━━━━━ MATERIAL SUPPLIED ━━━━━

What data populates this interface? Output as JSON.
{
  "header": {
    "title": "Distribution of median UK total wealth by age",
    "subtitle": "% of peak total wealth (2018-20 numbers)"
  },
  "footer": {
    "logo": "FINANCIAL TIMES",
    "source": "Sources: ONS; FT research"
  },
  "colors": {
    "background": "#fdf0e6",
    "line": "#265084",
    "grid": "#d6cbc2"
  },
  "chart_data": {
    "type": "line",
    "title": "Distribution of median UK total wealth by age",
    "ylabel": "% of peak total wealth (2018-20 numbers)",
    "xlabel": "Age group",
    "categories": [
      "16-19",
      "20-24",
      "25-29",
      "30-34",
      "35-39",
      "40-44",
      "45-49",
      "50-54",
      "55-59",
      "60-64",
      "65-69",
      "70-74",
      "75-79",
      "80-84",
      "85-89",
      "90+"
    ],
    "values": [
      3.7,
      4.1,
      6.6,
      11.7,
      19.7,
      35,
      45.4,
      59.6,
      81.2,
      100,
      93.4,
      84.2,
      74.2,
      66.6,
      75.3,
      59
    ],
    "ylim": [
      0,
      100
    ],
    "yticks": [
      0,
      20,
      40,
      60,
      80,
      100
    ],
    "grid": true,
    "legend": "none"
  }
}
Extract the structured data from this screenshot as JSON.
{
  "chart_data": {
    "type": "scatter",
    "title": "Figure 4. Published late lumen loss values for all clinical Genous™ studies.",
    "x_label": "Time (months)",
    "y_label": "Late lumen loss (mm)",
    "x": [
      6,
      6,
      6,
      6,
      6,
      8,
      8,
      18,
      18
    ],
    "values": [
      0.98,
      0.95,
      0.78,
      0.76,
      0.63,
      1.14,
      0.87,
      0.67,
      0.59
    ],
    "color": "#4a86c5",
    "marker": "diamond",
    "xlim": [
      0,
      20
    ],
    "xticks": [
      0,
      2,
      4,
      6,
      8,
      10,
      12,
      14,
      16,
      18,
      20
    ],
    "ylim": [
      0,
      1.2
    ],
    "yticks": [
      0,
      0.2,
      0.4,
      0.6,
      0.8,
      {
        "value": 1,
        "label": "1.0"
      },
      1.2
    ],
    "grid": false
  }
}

━━━━━

◆ **EXERCISE TASK**: Count how many lines hold the string "total" and give that number alone.

◆ **SOLUTION TO THE PROBLEM**: 4